-- Start Data for this task --
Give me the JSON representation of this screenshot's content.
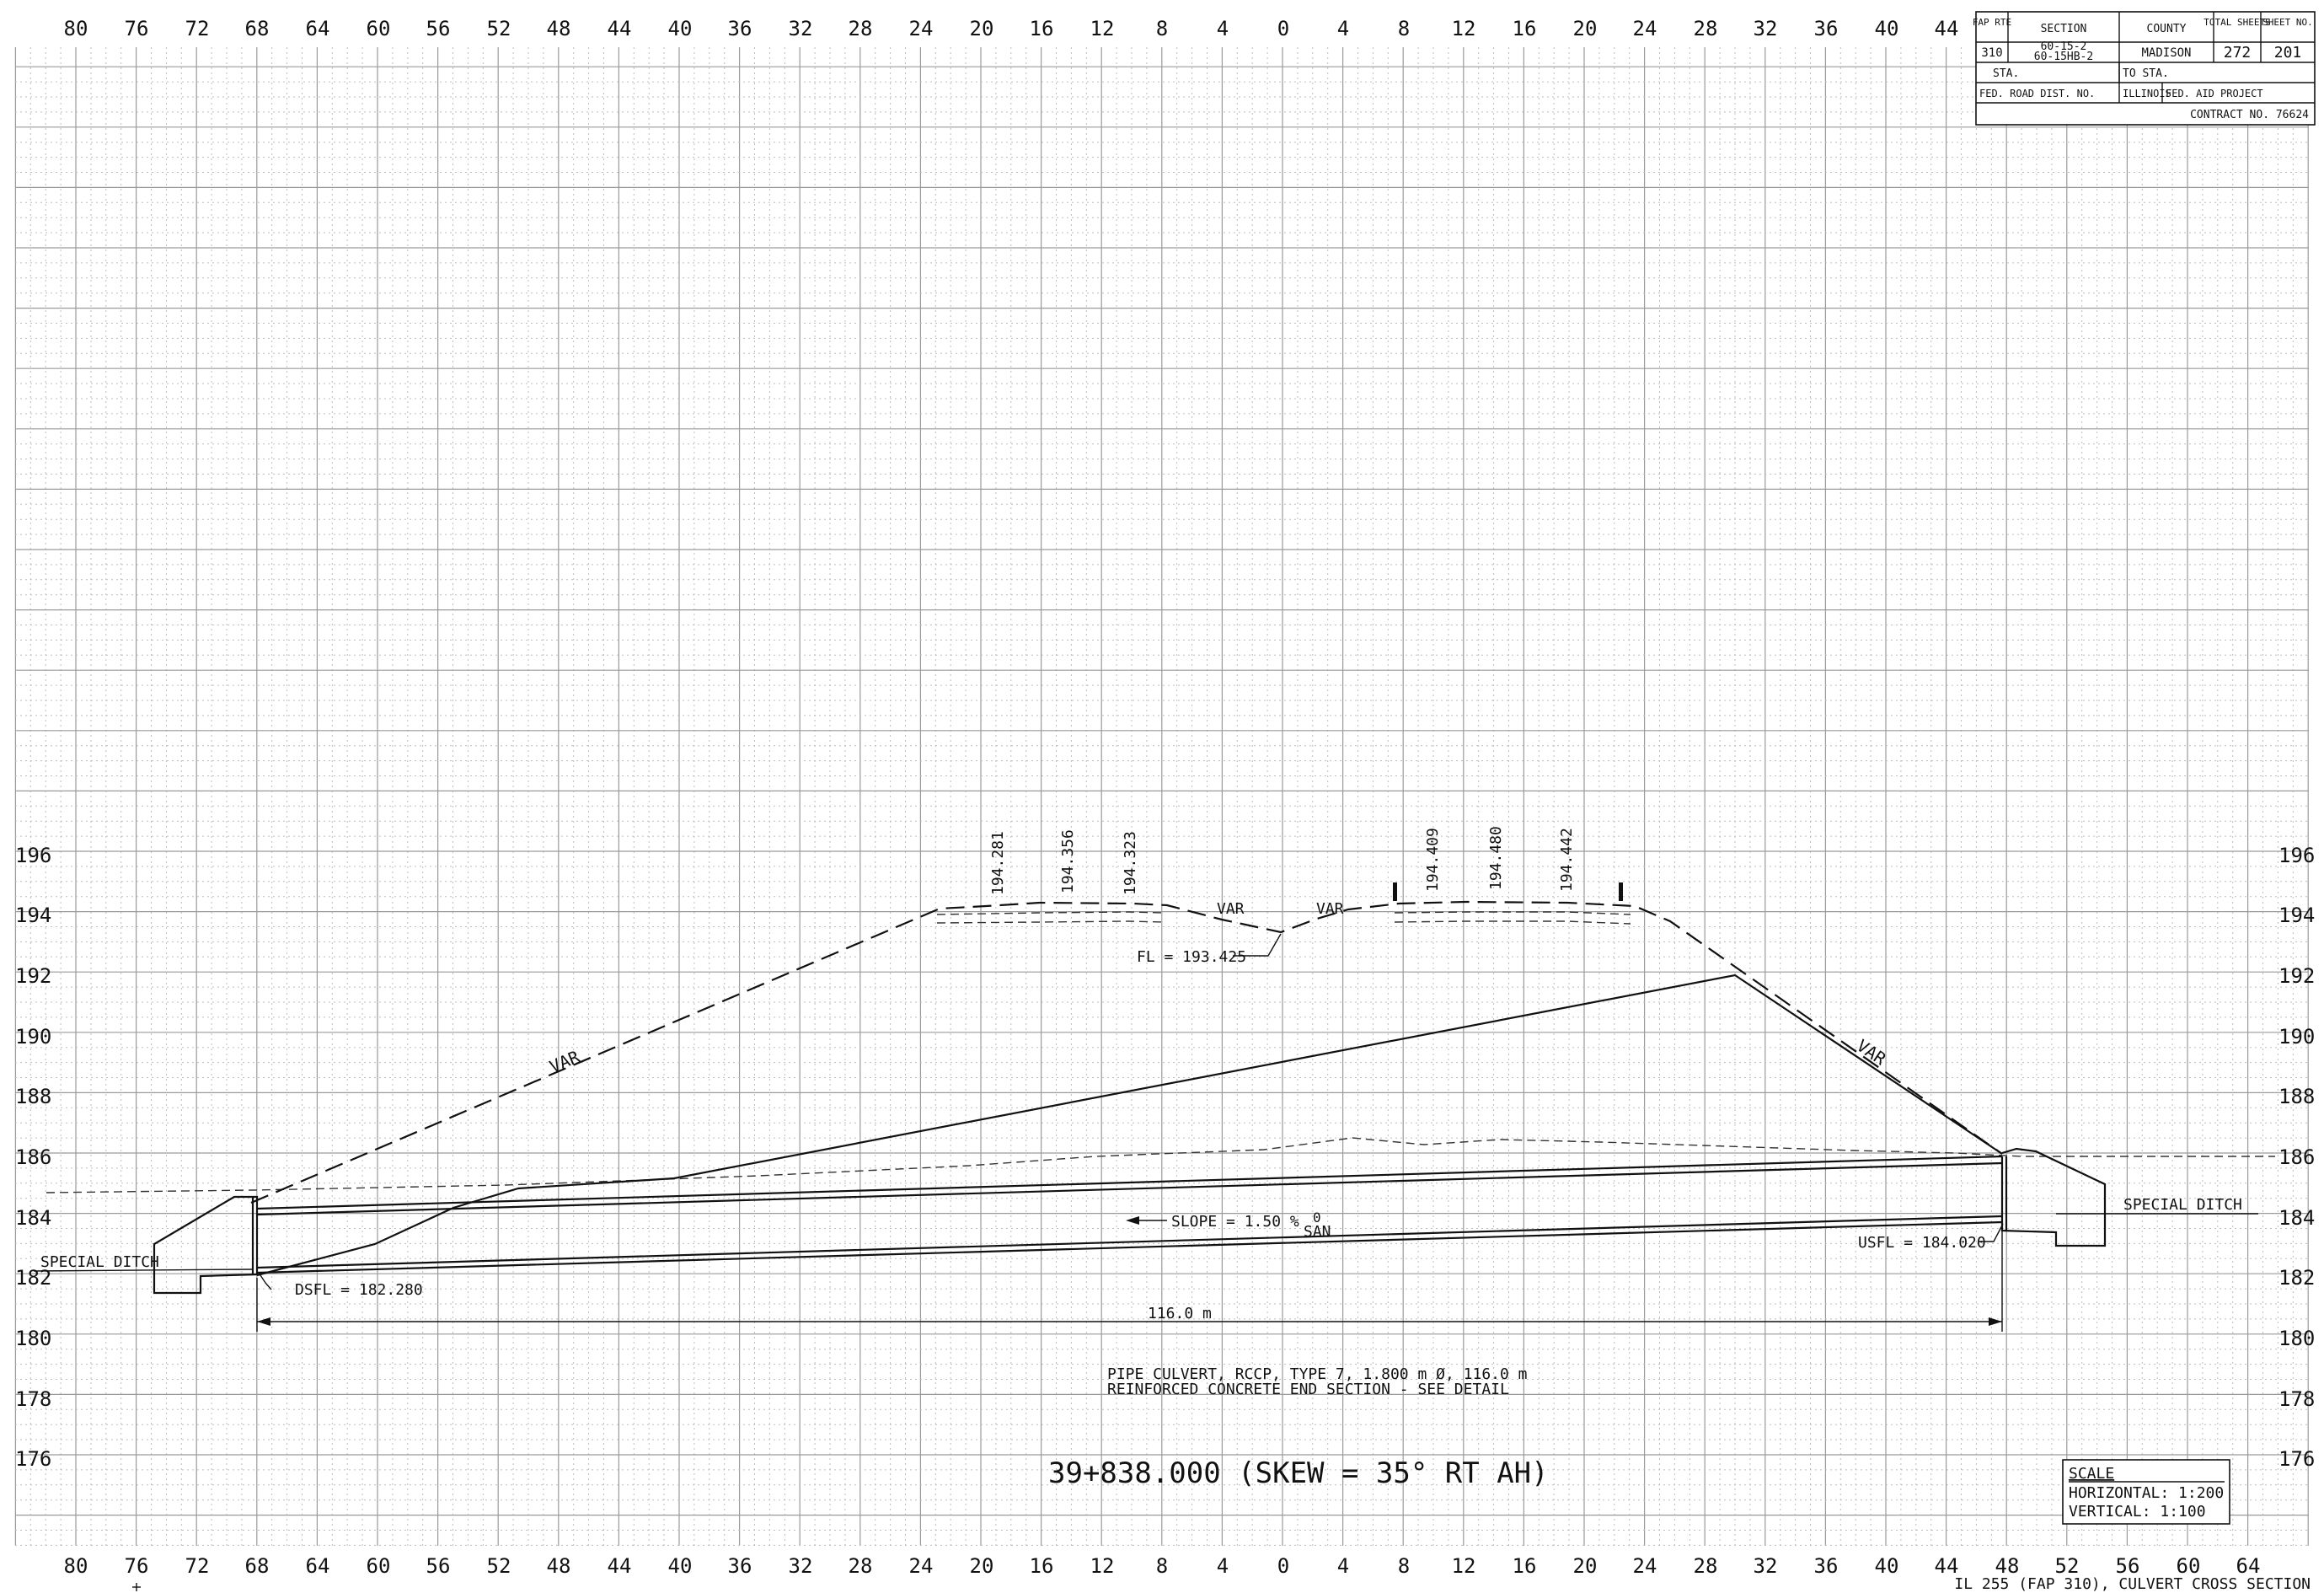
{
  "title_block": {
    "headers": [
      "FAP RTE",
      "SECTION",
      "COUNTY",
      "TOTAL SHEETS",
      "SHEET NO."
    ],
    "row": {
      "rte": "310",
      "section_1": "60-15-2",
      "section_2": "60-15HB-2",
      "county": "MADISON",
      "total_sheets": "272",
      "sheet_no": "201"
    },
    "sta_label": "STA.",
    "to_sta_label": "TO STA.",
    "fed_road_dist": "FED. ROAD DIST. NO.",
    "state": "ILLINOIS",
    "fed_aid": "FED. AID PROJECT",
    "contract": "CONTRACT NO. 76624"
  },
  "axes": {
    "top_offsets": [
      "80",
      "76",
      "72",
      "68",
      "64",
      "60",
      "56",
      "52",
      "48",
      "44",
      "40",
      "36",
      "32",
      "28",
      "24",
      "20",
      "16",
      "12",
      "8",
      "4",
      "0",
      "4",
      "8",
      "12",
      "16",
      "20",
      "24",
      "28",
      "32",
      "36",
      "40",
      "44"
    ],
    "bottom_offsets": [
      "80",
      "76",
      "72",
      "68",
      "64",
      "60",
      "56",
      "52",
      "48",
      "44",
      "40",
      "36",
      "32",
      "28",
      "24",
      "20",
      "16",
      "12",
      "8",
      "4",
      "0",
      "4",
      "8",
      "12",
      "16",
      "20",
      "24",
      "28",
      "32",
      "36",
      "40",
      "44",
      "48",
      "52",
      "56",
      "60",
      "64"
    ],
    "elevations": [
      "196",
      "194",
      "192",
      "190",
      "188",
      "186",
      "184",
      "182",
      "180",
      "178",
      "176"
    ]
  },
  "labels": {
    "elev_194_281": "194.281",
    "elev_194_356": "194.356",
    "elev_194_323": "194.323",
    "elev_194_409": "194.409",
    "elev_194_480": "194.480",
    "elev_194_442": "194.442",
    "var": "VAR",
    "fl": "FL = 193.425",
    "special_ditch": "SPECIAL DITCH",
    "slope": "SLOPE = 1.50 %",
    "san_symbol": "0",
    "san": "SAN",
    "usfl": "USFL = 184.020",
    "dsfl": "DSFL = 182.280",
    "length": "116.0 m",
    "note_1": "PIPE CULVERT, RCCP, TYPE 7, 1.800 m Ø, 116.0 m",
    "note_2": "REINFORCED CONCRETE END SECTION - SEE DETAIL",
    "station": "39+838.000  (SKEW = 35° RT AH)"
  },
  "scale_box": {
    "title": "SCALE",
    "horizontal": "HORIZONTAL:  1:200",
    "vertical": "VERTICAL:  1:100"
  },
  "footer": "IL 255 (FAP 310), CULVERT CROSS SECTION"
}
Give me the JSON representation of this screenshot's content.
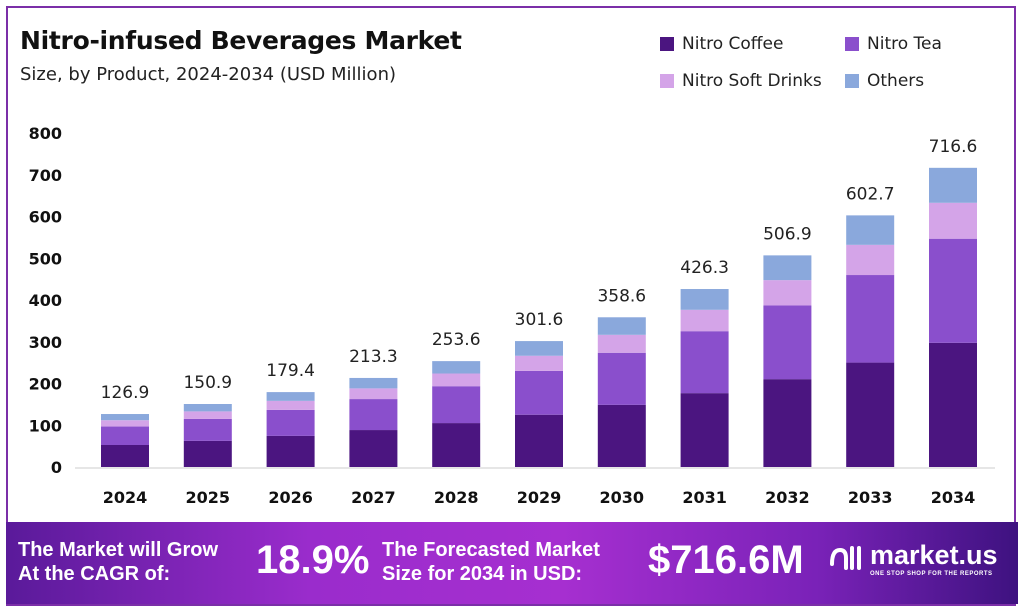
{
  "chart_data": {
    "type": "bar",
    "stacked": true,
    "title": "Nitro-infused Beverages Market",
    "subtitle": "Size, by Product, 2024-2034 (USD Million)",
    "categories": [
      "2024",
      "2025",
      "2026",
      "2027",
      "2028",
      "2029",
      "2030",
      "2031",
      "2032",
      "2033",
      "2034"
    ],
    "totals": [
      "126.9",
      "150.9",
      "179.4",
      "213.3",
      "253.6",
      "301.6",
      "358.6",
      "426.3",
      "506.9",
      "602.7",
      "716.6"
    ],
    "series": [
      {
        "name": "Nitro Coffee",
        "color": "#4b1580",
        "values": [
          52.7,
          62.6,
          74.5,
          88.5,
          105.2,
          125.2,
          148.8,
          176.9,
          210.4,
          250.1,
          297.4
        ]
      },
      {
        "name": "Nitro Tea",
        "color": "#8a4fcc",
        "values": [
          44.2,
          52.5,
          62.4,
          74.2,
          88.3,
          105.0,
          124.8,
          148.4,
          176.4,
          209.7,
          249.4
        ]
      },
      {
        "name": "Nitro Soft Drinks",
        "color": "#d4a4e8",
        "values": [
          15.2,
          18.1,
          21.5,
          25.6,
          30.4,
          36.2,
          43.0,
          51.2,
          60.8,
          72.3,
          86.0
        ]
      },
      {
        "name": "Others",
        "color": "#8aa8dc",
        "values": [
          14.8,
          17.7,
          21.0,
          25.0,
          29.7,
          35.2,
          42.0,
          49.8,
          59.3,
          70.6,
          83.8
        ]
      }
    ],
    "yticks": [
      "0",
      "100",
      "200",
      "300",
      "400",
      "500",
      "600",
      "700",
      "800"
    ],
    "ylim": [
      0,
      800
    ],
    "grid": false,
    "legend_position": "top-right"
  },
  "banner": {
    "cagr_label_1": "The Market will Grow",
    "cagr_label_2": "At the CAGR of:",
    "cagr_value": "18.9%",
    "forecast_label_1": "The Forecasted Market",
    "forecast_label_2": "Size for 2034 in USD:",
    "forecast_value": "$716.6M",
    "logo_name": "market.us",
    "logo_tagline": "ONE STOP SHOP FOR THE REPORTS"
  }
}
-- End Data for this task --
Gather each line in the entries above where the string "color" is found.

        "color": "#4b1580",
        "color": "#8a4fcc",
        "color": "#d4a4e8",
        "color": "#8aa8dc",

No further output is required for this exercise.